[GIVEN TASK]: Show, in full, each line of the data that contains "Entities".

* start INPUT FOR THIS TASK *

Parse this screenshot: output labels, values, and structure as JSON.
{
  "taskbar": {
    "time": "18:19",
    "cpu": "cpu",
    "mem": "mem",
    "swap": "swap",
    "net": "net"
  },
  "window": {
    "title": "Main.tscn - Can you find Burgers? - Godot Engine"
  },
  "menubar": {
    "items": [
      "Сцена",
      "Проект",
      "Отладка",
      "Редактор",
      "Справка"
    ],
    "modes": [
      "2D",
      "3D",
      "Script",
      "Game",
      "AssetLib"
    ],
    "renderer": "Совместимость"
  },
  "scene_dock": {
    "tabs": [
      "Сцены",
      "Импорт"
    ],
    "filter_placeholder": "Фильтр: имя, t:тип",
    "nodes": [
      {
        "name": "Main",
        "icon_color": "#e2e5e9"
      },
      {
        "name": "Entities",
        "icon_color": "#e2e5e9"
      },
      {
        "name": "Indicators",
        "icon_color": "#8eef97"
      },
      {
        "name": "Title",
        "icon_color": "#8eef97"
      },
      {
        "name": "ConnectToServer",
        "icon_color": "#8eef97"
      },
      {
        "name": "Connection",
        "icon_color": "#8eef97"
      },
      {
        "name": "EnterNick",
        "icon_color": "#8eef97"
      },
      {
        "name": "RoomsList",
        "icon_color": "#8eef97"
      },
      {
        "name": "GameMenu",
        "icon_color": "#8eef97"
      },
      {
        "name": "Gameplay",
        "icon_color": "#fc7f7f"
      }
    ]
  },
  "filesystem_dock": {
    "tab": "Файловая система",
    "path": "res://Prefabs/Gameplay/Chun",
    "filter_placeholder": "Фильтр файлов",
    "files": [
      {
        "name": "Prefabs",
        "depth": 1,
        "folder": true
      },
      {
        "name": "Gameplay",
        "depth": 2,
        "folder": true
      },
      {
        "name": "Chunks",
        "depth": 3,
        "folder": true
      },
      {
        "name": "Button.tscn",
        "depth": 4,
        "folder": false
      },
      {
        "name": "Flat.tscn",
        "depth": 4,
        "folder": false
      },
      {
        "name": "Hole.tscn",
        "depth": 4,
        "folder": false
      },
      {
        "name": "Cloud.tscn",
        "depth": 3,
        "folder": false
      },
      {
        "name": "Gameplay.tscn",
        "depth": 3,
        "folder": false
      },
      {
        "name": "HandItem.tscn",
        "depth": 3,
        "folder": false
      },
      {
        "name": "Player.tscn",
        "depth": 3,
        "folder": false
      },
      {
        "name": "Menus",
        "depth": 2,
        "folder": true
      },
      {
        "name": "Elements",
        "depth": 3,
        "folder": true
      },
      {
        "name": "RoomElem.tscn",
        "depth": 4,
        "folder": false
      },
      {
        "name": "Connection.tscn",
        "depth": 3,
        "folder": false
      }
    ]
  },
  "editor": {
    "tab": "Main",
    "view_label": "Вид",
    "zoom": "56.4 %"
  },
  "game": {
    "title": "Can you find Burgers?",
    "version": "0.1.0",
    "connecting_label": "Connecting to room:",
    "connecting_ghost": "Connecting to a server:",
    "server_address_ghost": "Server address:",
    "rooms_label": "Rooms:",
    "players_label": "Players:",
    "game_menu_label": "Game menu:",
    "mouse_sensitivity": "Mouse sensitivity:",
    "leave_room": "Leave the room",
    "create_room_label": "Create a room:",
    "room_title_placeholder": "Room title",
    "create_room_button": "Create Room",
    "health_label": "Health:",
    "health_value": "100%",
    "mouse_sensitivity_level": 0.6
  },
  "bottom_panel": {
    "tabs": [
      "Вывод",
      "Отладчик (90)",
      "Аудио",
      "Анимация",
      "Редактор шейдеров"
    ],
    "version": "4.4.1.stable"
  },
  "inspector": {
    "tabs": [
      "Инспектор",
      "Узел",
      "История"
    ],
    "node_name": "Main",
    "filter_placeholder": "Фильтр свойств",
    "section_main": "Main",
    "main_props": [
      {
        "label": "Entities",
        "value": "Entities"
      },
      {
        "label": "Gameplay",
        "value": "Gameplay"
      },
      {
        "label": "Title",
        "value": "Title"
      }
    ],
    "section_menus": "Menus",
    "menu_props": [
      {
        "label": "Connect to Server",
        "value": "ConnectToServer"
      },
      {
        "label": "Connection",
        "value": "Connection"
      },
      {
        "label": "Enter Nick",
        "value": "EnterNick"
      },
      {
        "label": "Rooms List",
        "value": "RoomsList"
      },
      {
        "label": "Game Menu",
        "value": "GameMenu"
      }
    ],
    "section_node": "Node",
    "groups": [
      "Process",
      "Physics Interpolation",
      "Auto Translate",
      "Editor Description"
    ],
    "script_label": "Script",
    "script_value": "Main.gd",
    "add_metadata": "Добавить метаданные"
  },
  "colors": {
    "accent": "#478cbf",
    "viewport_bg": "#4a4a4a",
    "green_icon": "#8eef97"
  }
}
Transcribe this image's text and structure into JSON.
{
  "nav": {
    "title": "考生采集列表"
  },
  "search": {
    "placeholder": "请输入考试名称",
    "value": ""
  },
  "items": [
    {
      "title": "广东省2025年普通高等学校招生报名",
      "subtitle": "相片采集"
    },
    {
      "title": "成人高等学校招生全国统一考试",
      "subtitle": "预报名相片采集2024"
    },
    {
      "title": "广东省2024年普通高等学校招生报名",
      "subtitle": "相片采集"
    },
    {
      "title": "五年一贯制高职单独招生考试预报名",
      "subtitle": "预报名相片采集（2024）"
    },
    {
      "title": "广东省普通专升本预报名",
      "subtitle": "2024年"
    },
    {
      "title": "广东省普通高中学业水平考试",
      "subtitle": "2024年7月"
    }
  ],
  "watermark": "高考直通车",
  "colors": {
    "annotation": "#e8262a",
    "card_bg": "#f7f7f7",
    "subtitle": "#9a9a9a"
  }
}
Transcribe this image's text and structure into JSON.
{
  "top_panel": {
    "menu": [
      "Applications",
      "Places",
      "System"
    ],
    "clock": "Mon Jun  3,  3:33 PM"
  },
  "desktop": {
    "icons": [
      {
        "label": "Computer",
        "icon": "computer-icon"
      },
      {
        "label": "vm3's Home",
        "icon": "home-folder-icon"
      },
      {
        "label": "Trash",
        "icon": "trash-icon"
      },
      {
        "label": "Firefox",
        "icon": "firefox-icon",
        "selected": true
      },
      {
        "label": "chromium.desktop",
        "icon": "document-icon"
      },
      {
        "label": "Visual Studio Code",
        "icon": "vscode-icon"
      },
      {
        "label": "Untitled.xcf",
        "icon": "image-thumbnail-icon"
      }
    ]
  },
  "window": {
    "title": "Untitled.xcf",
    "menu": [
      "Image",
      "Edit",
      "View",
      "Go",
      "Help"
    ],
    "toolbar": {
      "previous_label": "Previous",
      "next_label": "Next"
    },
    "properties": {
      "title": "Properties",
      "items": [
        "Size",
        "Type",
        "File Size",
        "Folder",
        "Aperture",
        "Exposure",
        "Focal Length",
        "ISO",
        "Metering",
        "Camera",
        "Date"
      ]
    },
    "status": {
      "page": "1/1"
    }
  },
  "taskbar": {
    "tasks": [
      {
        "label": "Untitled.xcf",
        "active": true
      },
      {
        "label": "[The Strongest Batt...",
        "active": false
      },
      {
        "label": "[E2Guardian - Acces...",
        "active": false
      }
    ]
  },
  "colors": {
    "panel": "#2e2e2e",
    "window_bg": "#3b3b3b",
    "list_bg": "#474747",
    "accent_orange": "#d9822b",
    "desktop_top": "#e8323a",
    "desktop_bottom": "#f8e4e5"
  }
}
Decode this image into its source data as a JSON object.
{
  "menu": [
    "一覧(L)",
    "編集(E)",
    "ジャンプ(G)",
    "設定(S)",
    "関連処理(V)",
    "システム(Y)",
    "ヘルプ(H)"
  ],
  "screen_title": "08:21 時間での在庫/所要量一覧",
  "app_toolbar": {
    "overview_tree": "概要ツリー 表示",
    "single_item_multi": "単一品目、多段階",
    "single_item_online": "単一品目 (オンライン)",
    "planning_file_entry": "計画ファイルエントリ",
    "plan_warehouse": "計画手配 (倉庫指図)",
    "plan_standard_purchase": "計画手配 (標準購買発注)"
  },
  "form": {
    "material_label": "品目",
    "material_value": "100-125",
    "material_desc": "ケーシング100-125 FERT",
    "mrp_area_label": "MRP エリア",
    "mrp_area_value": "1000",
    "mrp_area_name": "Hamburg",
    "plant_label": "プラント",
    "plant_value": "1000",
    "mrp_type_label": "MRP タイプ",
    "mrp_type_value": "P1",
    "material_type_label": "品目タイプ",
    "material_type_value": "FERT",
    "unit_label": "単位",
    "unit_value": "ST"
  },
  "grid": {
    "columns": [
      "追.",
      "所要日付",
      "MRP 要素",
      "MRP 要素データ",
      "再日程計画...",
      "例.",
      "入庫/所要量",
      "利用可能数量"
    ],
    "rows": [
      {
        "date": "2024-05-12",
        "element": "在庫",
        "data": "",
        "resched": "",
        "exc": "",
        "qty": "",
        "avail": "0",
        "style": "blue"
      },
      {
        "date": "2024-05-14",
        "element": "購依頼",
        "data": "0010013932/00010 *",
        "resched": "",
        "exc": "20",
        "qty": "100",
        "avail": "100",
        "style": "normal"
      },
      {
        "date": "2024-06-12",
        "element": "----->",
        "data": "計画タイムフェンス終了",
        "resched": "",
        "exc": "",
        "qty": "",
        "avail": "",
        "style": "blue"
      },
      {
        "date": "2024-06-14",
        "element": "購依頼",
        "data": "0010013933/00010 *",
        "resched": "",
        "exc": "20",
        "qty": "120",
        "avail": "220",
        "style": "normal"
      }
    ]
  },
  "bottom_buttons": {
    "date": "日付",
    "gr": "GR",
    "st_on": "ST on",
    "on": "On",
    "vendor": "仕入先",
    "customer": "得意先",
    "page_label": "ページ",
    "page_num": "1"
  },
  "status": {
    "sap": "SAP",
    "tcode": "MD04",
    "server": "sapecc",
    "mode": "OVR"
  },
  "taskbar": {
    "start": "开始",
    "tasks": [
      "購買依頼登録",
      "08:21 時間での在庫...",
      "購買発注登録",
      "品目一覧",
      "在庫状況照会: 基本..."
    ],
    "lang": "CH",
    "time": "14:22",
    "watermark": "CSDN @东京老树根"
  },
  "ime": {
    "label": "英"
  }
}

* end INPUT FOR THIS TASK *

[PROBLEM SOLUTION]:
        "name": "Entities",
        "label": "Entities",
        "value": "Entities"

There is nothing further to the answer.